Saved data entries:

---

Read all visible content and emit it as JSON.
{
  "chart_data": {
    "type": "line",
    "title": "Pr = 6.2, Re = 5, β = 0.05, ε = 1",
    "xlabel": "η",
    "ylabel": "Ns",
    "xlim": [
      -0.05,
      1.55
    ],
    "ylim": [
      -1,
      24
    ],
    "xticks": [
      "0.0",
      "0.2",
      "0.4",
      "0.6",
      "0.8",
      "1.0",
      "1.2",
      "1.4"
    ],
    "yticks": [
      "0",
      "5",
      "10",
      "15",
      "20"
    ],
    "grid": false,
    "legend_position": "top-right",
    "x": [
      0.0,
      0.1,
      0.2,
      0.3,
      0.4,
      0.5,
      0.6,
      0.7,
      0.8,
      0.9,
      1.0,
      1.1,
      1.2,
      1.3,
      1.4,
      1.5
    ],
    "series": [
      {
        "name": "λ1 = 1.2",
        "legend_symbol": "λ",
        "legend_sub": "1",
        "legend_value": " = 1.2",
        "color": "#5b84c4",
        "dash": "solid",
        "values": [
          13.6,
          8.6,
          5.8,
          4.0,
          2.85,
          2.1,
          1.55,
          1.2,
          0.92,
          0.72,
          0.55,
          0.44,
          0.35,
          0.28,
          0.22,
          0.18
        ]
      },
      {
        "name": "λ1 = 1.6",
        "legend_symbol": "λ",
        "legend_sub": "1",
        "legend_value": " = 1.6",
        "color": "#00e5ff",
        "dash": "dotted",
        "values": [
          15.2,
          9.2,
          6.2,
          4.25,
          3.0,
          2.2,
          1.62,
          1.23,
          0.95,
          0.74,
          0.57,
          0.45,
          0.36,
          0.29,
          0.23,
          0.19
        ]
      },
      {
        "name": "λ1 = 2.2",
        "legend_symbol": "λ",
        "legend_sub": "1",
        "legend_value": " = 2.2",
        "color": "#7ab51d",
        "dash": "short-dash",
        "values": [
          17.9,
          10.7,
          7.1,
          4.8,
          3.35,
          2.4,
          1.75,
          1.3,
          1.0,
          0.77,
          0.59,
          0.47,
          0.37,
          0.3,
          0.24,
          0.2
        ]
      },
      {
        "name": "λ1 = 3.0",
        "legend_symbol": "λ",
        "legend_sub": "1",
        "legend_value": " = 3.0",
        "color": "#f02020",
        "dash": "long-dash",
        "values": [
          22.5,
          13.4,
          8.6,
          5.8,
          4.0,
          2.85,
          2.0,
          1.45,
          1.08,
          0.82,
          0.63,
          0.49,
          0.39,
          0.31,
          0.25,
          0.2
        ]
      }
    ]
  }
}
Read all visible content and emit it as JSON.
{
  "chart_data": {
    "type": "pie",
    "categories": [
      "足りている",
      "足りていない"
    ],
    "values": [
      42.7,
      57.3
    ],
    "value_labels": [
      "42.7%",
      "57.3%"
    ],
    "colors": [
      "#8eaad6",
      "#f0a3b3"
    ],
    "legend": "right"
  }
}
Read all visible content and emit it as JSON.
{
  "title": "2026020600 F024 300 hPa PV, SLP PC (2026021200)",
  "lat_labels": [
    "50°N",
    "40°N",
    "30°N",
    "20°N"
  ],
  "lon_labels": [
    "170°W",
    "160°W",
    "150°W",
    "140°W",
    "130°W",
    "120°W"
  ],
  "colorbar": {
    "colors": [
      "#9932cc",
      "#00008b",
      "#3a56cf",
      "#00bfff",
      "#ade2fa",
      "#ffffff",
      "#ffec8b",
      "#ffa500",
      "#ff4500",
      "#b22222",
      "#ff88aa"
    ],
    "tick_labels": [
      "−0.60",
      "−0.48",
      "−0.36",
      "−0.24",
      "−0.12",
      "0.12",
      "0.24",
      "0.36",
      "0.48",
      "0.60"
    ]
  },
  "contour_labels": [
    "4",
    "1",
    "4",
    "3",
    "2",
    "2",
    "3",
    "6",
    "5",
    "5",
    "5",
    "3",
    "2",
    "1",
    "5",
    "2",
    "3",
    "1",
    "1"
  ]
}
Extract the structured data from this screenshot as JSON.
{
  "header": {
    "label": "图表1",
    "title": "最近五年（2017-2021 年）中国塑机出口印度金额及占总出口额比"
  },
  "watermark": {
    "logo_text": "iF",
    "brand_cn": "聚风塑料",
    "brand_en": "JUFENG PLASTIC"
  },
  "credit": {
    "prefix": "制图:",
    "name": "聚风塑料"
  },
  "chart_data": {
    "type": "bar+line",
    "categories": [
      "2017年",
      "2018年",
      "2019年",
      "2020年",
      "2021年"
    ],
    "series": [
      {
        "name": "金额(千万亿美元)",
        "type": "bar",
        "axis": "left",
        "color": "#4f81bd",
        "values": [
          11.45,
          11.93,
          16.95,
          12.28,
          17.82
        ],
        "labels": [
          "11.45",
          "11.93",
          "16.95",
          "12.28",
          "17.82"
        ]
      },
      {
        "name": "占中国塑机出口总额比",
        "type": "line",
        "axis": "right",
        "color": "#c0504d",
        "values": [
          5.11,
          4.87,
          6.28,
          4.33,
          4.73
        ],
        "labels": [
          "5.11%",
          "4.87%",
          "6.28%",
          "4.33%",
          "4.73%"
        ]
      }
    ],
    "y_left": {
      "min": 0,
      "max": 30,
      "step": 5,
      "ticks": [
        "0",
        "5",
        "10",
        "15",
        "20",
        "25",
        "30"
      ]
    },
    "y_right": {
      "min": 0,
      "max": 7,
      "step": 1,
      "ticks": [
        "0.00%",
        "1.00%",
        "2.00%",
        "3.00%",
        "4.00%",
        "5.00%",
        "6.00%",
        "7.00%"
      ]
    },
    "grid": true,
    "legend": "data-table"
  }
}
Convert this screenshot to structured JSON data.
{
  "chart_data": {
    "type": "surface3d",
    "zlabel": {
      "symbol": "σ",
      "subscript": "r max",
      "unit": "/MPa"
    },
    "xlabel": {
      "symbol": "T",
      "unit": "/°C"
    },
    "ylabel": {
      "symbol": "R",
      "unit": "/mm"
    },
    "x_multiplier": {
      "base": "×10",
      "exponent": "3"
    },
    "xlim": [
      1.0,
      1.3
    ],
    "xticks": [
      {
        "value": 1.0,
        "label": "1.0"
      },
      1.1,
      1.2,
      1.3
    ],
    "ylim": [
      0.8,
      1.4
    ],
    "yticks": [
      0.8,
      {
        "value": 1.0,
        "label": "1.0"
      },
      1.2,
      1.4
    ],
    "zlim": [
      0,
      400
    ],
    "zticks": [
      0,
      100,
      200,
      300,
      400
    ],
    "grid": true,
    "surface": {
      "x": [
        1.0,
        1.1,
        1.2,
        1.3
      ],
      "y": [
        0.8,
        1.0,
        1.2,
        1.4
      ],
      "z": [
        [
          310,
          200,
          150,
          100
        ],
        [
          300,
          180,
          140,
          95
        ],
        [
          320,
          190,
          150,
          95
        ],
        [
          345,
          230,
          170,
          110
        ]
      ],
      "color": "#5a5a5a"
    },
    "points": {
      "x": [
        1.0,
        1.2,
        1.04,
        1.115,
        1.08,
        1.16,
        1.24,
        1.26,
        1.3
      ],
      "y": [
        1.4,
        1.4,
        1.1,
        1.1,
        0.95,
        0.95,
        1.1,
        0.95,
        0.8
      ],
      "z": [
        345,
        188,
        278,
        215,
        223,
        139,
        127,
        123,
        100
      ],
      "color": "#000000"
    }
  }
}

---

TASK INSTRUCTIONS:
Write out the full set of records exactly as given.

COMPLETE ANSWER:
Read all visible content and emit it as JSON.
{
  "chart_data": {
    "type": "line",
    "title": "Pr = 6.2, Re = 5, β = 0.05, ε = 1",
    "xlabel": "η",
    "ylabel": "Ns",
    "xlim": [
      -0.05,
      1.55
    ],
    "ylim": [
      -1,
      24
    ],
    "xticks": [
      "0.0",
      "0.2",
      "0.4",
      "0.6",
      "0.8",
      "1.0",
      "1.2",
      "1.4"
    ],
    "yticks": [
      "0",
      "5",
      "10",
      "15",
      "20"
    ],
    "grid": false,
    "legend_position": "top-right",
    "x": [
      0.0,
      0.1,
      0.2,
      0.3,
      0.4,
      0.5,
      0.6,
      0.7,
      0.8,
      0.9,
      1.0,
      1.1,
      1.2,
      1.3,
      1.4,
      1.5
    ],
    "series": [
      {
        "name": "λ1 = 1.2",
        "legend_symbol": "λ",
        "legend_sub": "1",
        "legend_value": " = 1.2",
        "color": "#5b84c4",
        "dash": "solid",
        "values": [
          13.6,
          8.6,
          5.8,
          4.0,
          2.85,
          2.1,
          1.55,
          1.2,
          0.92,
          0.72,
          0.55,
          0.44,
          0.35,
          0.28,
          0.22,
          0.18
        ]
      },
      {
        "name": "λ1 = 1.6",
        "legend_symbol": "λ",
        "legend_sub": "1",
        "legend_value": " = 1.6",
        "color": "#00e5ff",
        "dash": "dotted",
        "values": [
          15.2,
          9.2,
          6.2,
          4.25,
          3.0,
          2.2,
          1.62,
          1.23,
          0.95,
          0.74,
          0.57,
          0.45,
          0.36,
          0.29,
          0.23,
          0.19
        ]
      },
      {
        "name": "λ1 = 2.2",
        "legend_symbol": "λ",
        "legend_sub": "1",
        "legend_value": " = 2.2",
        "color": "#7ab51d",
        "dash": "short-dash",
        "values": [
          17.9,
          10.7,
          7.1,
          4.8,
          3.35,
          2.4,
          1.75,
          1.3,
          1.0,
          0.77,
          0.59,
          0.47,
          0.37,
          0.3,
          0.24,
          0.2
        ]
      },
      {
        "name": "λ1 = 3.0",
        "legend_symbol": "λ",
        "legend_sub": "1",
        "legend_value": " = 3.0",
        "color": "#f02020",
        "dash": "long-dash",
        "values": [
          22.5,
          13.4,
          8.6,
          5.8,
          4.0,
          2.85,
          2.0,
          1.45,
          1.08,
          0.82,
          0.63,
          0.49,
          0.39,
          0.31,
          0.25,
          0.2
        ]
      }
    ]
  }
}
Read all visible content and emit it as JSON.
{
  "chart_data": {
    "type": "pie",
    "categories": [
      "足りている",
      "足りていない"
    ],
    "values": [
      42.7,
      57.3
    ],
    "value_labels": [
      "42.7%",
      "57.3%"
    ],
    "colors": [
      "#8eaad6",
      "#f0a3b3"
    ],
    "legend": "right"
  }
}
Read all visible content and emit it as JSON.
{
  "title": "2026020600 F024 300 hPa PV, SLP PC (2026021200)",
  "lat_labels": [
    "50°N",
    "40°N",
    "30°N",
    "20°N"
  ],
  "lon_labels": [
    "170°W",
    "160°W",
    "150°W",
    "140°W",
    "130°W",
    "120°W"
  ],
  "colorbar": {
    "colors": [
      "#9932cc",
      "#00008b",
      "#3a56cf",
      "#00bfff",
      "#ade2fa",
      "#ffffff",
      "#ffec8b",
      "#ffa500",
      "#ff4500",
      "#b22222",
      "#ff88aa"
    ],
    "tick_labels": [
      "−0.60",
      "−0.48",
      "−0.36",
      "−0.24",
      "−0.12",
      "0.12",
      "0.24",
      "0.36",
      "0.48",
      "0.60"
    ]
  },
  "contour_labels": [
    "4",
    "1",
    "4",
    "3",
    "2",
    "2",
    "3",
    "6",
    "5",
    "5",
    "5",
    "3",
    "2",
    "1",
    "5",
    "2",
    "3",
    "1",
    "1"
  ]
}
Extract the structured data from this screenshot as JSON.
{
  "header": {
    "label": "图表1",
    "title": "最近五年（2017-2021 年）中国塑机出口印度金额及占总出口额比"
  },
  "watermark": {
    "logo_text": "iF",
    "brand_cn": "聚风塑料",
    "brand_en": "JUFENG PLASTIC"
  },
  "credit": {
    "prefix": "制图:",
    "name": "聚风塑料"
  },
  "chart_data": {
    "type": "bar+line",
    "categories": [
      "2017年",
      "2018年",
      "2019年",
      "2020年",
      "2021年"
    ],
    "series": [
      {
        "name": "金额(千万亿美元)",
        "type": "bar",
        "axis": "left",
        "color": "#4f81bd",
        "values": [
          11.45,
          11.93,
          16.95,
          12.28,
          17.82
        ],
        "labels": [
          "11.45",
          "11.93",
          "16.95",
          "12.28",
          "17.82"
        ]
      },
      {
        "name": "占中国塑机出口总额比",
        "type": "line",
        "axis": "right",
        "color": "#c0504d",
        "values": [
          5.11,
          4.87,
          6.28,
          4.33,
          4.73
        ],
        "labels": [
          "5.11%",
          "4.87%",
          "6.28%",
          "4.33%",
          "4.73%"
        ]
      }
    ],
    "y_left": {
      "min": 0,
      "max": 30,
      "step": 5,
      "ticks": [
        "0",
        "5",
        "10",
        "15",
        "20",
        "25",
        "30"
      ]
    },
    "y_right": {
      "min": 0,
      "max": 7,
      "step": 1,
      "ticks": [
        "0.00%",
        "1.00%",
        "2.00%",
        "3.00%",
        "4.00%",
        "5.00%",
        "6.00%",
        "7.00%"
      ]
    },
    "grid": true,
    "legend": "data-table"
  }
}
Convert this screenshot to structured JSON data.
{
  "chart_data": {
    "type": "surface3d",
    "zlabel": {
      "symbol": "σ",
      "subscript": "r max",
      "unit": "/MPa"
    },
    "xlabel": {
      "symbol": "T",
      "unit": "/°C"
    },
    "ylabel": {
      "symbol": "R",
      "unit": "/mm"
    },
    "x_multiplier": {
      "base": "×10",
      "exponent": "3"
    },
    "xlim": [
      1.0,
      1.3
    ],
    "xticks": [
      {
        "value": 1.0,
        "label": "1.0"
      },
      1.1,
      1.2,
      1.3
    ],
    "ylim": [
      0.8,
      1.4
    ],
    "yticks": [
      0.8,
      {
        "value": 1.0,
        "label": "1.0"
      },
      1.2,
      1.4
    ],
    "zlim": [
      0,
      400
    ],
    "zticks": [
      0,
      100,
      200,
      300,
      400
    ],
    "grid": true,
    "surface": {
      "x": [
        1.0,
        1.1,
        1.2,
        1.3
      ],
      "y": [
        0.8,
        1.0,
        1.2,
        1.4
      ],
      "z": [
        [
          310,
          200,
          150,
          100
        ],
        [
          300,
          180,
          140,
          95
        ],
        [
          320,
          190,
          150,
          95
        ],
        [
          345,
          230,
          170,
          110
        ]
      ],
      "color": "#5a5a5a"
    },
    "points": {
      "x": [
        1.0,
        1.2,
        1.04,
        1.115,
        1.08,
        1.16,
        1.24,
        1.26,
        1.3
      ],
      "y": [
        1.4,
        1.4,
        1.1,
        1.1,
        0.95,
        0.95,
        1.1,
        0.95,
        0.8
      ],
      "z": [
        345,
        188,
        278,
        215,
        223,
        139,
        127,
        123,
        100
      ],
      "color": "#000000"
    }
  }
}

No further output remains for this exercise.